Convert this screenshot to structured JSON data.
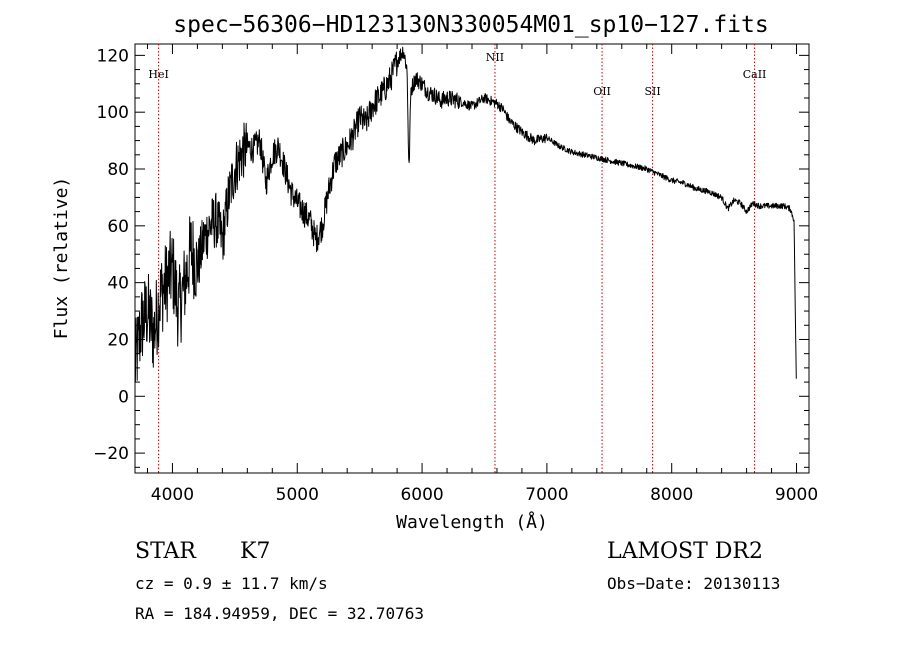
{
  "chart_data": {
    "type": "line",
    "title": "spec−56306−HD123130N330054M01_sp10−127.fits",
    "xlabel": "Wavelength (Å)",
    "ylabel": "Flux (relative)",
    "xlim": [
      3700,
      9100
    ],
    "ylim": [
      -27,
      124
    ],
    "xticks": [
      4000,
      5000,
      6000,
      7000,
      8000,
      9000
    ],
    "xtick_labels": [
      "4000",
      "5000",
      "6000",
      "7000",
      "8000",
      "9000"
    ],
    "yticks": [
      -20,
      0,
      20,
      40,
      60,
      80,
      100,
      120
    ],
    "ytick_labels": [
      "−20",
      "0",
      "20",
      "40",
      "60",
      "80",
      "100",
      "120"
    ],
    "grid": false,
    "series": [
      {
        "name": "spectrum",
        "x": [
          3700,
          3750,
          3800,
          3850,
          3900,
          3950,
          4000,
          4050,
          4100,
          4150,
          4200,
          4250,
          4300,
          4350,
          4400,
          4450,
          4500,
          4550,
          4600,
          4650,
          4700,
          4750,
          4800,
          4850,
          4900,
          4950,
          5000,
          5050,
          5100,
          5150,
          5200,
          5250,
          5300,
          5350,
          5400,
          5450,
          5500,
          5550,
          5600,
          5650,
          5700,
          5750,
          5800,
          5850,
          5880,
          5895,
          5910,
          5950,
          6000,
          6050,
          6100,
          6150,
          6200,
          6300,
          6400,
          6500,
          6600,
          6650,
          6700,
          6800,
          6900,
          7000,
          7100,
          7200,
          7300,
          7400,
          7500,
          7600,
          7700,
          7800,
          7900,
          8000,
          8100,
          8200,
          8300,
          8400,
          8450,
          8500,
          8550,
          8600,
          8650,
          8700,
          8800,
          8900,
          8950,
          8980,
          9000
        ],
        "y": [
          10,
          25,
          30,
          22,
          35,
          40,
          45,
          30,
          40,
          52,
          45,
          55,
          60,
          62,
          55,
          70,
          80,
          85,
          88,
          87,
          90,
          75,
          85,
          88,
          80,
          72,
          68,
          65,
          62,
          55,
          60,
          72,
          82,
          85,
          88,
          92,
          98,
          96,
          102,
          105,
          108,
          112,
          118,
          122,
          115,
          78,
          108,
          112,
          110,
          107,
          106,
          104,
          105,
          104,
          102,
          105,
          103,
          101,
          97,
          93,
          90,
          91,
          88,
          86,
          85,
          84,
          83,
          82,
          81,
          80,
          78,
          76,
          75,
          73,
          72,
          70,
          66,
          69,
          68,
          65,
          68,
          67,
          67,
          67,
          66,
          62,
          0
        ]
      }
    ],
    "lines": [
      {
        "label": "HeI",
        "x": 3889
      },
      {
        "label": "NII",
        "x": 6584
      },
      {
        "label": "OII",
        "x": 7442
      },
      {
        "label": "SII",
        "x": 7847
      },
      {
        "label": "CaII",
        "x": 8664
      }
    ]
  },
  "info": {
    "object_type": "STAR",
    "subclass": "K7",
    "survey": "LAMOST DR2",
    "cz": "cz = 0.9 ± 11.7 km/s",
    "obs_date": "Obs−Date: 20130113",
    "coords": "RA = 184.94959, DEC =  32.70763"
  }
}
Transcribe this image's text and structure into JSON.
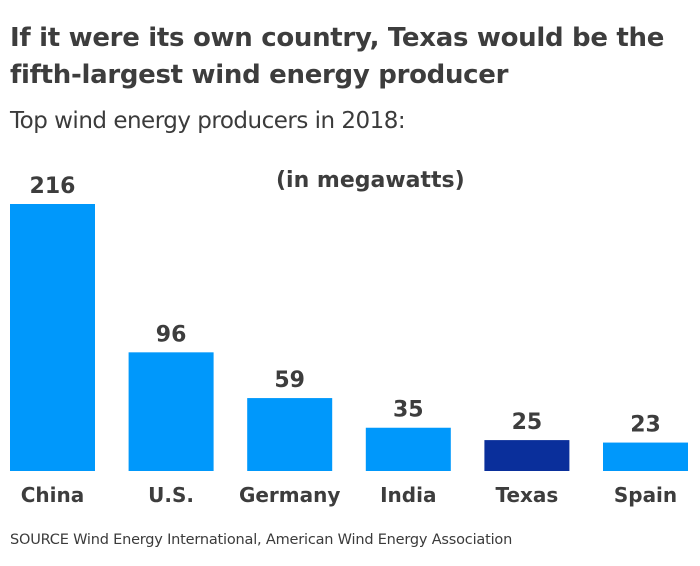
{
  "header": {
    "title": "If it were its own country, Texas would be the fifth-largest wind energy producer",
    "subtitle": "Top wind energy producers in 2018:"
  },
  "footer": {
    "source": "SOURCE Wind Energy International, American Wind Energy Association"
  },
  "chart_data": {
    "type": "bar",
    "title": "If it were its own country, Texas would be the fifth-largest wind energy producer",
    "subtitle": "Top wind energy producers in 2018:",
    "annotation": "(in megawatts)",
    "xlabel": "",
    "ylabel": "",
    "ylim": [
      0,
      216
    ],
    "grid": false,
    "categories": [
      "China",
      "U.S.",
      "Germany",
      "India",
      "Texas",
      "Spain"
    ],
    "values": [
      216,
      96,
      59,
      35,
      25,
      23
    ],
    "data_labels": [
      "216",
      "96",
      "59",
      "35",
      "25",
      "23"
    ],
    "colors": {
      "default": "#0098fb",
      "highlight": "#0a2f9b",
      "highlight_category": "Texas"
    }
  }
}
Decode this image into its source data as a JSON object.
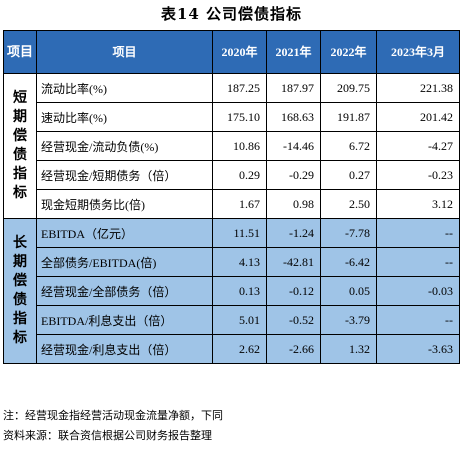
{
  "title": "表14  公司偿债指标",
  "header": {
    "group_col": "项目",
    "item_col": "项目",
    "years": [
      "2020年",
      "2021年",
      "2022年",
      "2023年3月"
    ]
  },
  "groups": [
    {
      "name": "短期偿债指标",
      "rows": [
        {
          "label": "流动比率(%)",
          "values": [
            "187.25",
            "187.97",
            "209.75",
            "221.38"
          ]
        },
        {
          "label": "速动比率(%)",
          "values": [
            "175.10",
            "168.63",
            "191.87",
            "201.42"
          ]
        },
        {
          "label": "经营现金/流动负债(%)",
          "values": [
            "10.86",
            "-14.46",
            "6.72",
            "-4.27"
          ]
        },
        {
          "label": "经营现金/短期债务（倍）",
          "values": [
            "0.29",
            "-0.29",
            "0.27",
            "-0.23"
          ]
        },
        {
          "label": "现金短期债务比(倍)",
          "values": [
            "1.67",
            "0.98",
            "2.50",
            "3.12"
          ]
        }
      ]
    },
    {
      "name": "长期偿债指标",
      "rows": [
        {
          "label": "EBITDA（亿元）",
          "values": [
            "11.51",
            "-1.24",
            "-7.78",
            "--"
          ]
        },
        {
          "label": "全部债务/EBITDA(倍)",
          "values": [
            "4.13",
            "-42.81",
            "-6.42",
            "--"
          ]
        },
        {
          "label": "经营现金/全部债务（倍）",
          "values": [
            "0.13",
            "-0.12",
            "0.05",
            "-0.03"
          ]
        },
        {
          "label": "EBITDA/利息支出（倍）",
          "values": [
            "5.01",
            "-0.52",
            "-3.79",
            "--"
          ]
        },
        {
          "label": "经营现金/利息支出（倍）",
          "values": [
            "2.62",
            "-2.66",
            "1.32",
            "-3.63"
          ]
        }
      ]
    }
  ],
  "notes": {
    "note": "注：经营现金指经营活动现金流量净额，下同",
    "source": "资料来源：联合资信根据公司财务报告整理"
  },
  "colors": {
    "header_bg": "#2e6bb5",
    "long_term_bg": "#9fc4e7"
  }
}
--*--
Every entry must be written out exactly, with all pictures left out.

Full output ▸
Convert this screenshot to structured JSON data.
{
  "chart_data": {
    "type": "line",
    "title": "spec−56306−HD123130N330054M01_sp10−127.fits",
    "xlabel": "Wavelength (Å)",
    "ylabel": "Flux (relative)",
    "xlim": [
      3700,
      9100
    ],
    "ylim": [
      -27,
      124
    ],
    "xticks": [
      4000,
      5000,
      6000,
      7000,
      8000,
      9000
    ],
    "xtick_labels": [
      "4000",
      "5000",
      "6000",
      "7000",
      "8000",
      "9000"
    ],
    "yticks": [
      -20,
      0,
      20,
      40,
      60,
      80,
      100,
      120
    ],
    "ytick_labels": [
      "−20",
      "0",
      "20",
      "40",
      "60",
      "80",
      "100",
      "120"
    ],
    "grid": false,
    "series": [
      {
        "name": "spectrum",
        "x": [
          3700,
          3750,
          3800,
          3850,
          3900,
          3950,
          4000,
          4050,
          4100,
          4150,
          4200,
          4250,
          4300,
          4350,
          4400,
          4450,
          4500,
          4550,
          4600,
          4650,
          4700,
          4750,
          4800,
          4850,
          4900,
          4950,
          5000,
          5050,
          5100,
          5150,
          5200,
          5250,
          5300,
          5350,
          5400,
          5450,
          5500,
          5550,
          5600,
          5650,
          5700,
          5750,
          5800,
          5850,
          5880,
          5895,
          5910,
          5950,
          6000,
          6050,
          6100,
          6150,
          6200,
          6300,
          6400,
          6500,
          6600,
          6650,
          6700,
          6800,
          6900,
          7000,
          7100,
          7200,
          7300,
          7400,
          7500,
          7600,
          7700,
          7800,
          7900,
          8000,
          8100,
          8200,
          8300,
          8400,
          8450,
          8500,
          8550,
          8600,
          8650,
          8700,
          8800,
          8900,
          8950,
          8980,
          9000
        ],
        "y": [
          10,
          25,
          30,
          22,
          35,
          40,
          45,
          30,
          40,
          52,
          45,
          55,
          60,
          62,
          55,
          70,
          80,
          85,
          88,
          87,
          90,
          75,
          85,
          88,
          80,
          72,
          68,
          65,
          62,
          55,
          60,
          72,
          82,
          85,
          88,
          92,
          98,
          96,
          102,
          105,
          108,
          112,
          118,
          122,
          115,
          78,
          108,
          112,
          110,
          107,
          106,
          104,
          105,
          104,
          102,
          105,
          103,
          101,
          97,
          93,
          90,
          91,
          88,
          86,
          85,
          84,
          83,
          82,
          81,
          80,
          78,
          76,
          75,
          73,
          72,
          70,
          66,
          69,
          68,
          65,
          68,
          67,
          67,
          67,
          66,
          62,
          0
        ]
      }
    ],
    "lines": [
      {
        "label": "HeI",
        "x": 3889
      },
      {
        "label": "NII",
        "x": 6584
      },
      {
        "label": "OII",
        "x": 7442
      },
      {
        "label": "SII",
        "x": 7847
      },
      {
        "label": "CaII",
        "x": 8664
      }
    ]
  },
  "info": {
    "object_type": "STAR",
    "subclass": "K7",
    "survey": "LAMOST DR2",
    "cz": "cz = 0.9 ± 11.7 km/s",
    "obs_date": "Obs−Date: 20130113",
    "coords": "RA = 184.94959, DEC =  32.70763"
  }
}
Transcribe this image's text and structure into JSON.
{
  "header": {
    "title": "If it were its own country, Texas would be the fifth-largest wind energy producer",
    "subtitle": "Top wind energy producers in 2018:"
  },
  "footer": {
    "source": "SOURCE Wind Energy International, American Wind Energy Association"
  },
  "chart_data": {
    "type": "bar",
    "title": "If it were its own country, Texas would be the fifth-largest wind energy producer",
    "subtitle": "Top wind energy producers in 2018:",
    "annotation": "(in megawatts)",
    "xlabel": "",
    "ylabel": "",
    "ylim": [
      0,
      216
    ],
    "grid": false,
    "categories": [
      "China",
      "U.S.",
      "Germany",
      "India",
      "Texas",
      "Spain"
    ],
    "values": [
      216,
      96,
      59,
      35,
      25,
      23
    ],
    "data_labels": [
      "216",
      "96",
      "59",
      "35",
      "25",
      "23"
    ],
    "colors": {
      "default": "#0098fb",
      "highlight": "#0a2f9b",
      "highlight_category": "Texas"
    }
  }
}
Decode this image into its source data as a JSON object.
{
  "title": "表14  公司偿债指标",
  "header": {
    "group_col": "项目",
    "item_col": "项目",
    "years": [
      "2020年",
      "2021年",
      "2022年",
      "2023年3月"
    ]
  },
  "groups": [
    {
      "name": "短期偿债指标",
      "rows": [
        {
          "label": "流动比率(%)",
          "values": [
            "187.25",
            "187.97",
            "209.75",
            "221.38"
          ]
        },
        {
          "label": "速动比率(%)",
          "values": [
            "175.10",
            "168.63",
            "191.87",
            "201.42"
          ]
        },
        {
          "label": "经营现金/流动负债(%)",
          "values": [
            "10.86",
            "-14.46",
            "6.72",
            "-4.27"
          ]
        },
        {
          "label": "经营现金/短期债务（倍）",
          "values": [
            "0.29",
            "-0.29",
            "0.27",
            "-0.23"
          ]
        },
        {
          "label": "现金短期债务比(倍)",
          "values": [
            "1.67",
            "0.98",
            "2.50",
            "3.12"
          ]
        }
      ]
    },
    {
      "name": "长期偿债指标",
      "rows": [
        {
          "label": "EBITDA（亿元）",
          "values": [
            "11.51",
            "-1.24",
            "-7.78",
            "--"
          ]
        },
        {
          "label": "全部债务/EBITDA(倍)",
          "values": [
            "4.13",
            "-42.81",
            "-6.42",
            "--"
          ]
        },
        {
          "label": "经营现金/全部债务（倍）",
          "values": [
            "0.13",
            "-0.12",
            "0.05",
            "-0.03"
          ]
        },
        {
          "label": "EBITDA/利息支出（倍）",
          "values": [
            "5.01",
            "-0.52",
            "-3.79",
            "--"
          ]
        },
        {
          "label": "经营现金/利息支出（倍）",
          "values": [
            "2.62",
            "-2.66",
            "1.32",
            "-3.63"
          ]
        }
      ]
    }
  ],
  "notes": {
    "note": "注：经营现金指经营活动现金流量净额，下同",
    "source": "资料来源：联合资信根据公司财务报告整理"
  },
  "colors": {
    "header_bg": "#2e6bb5",
    "long_term_bg": "#9fc4e7"
  }
}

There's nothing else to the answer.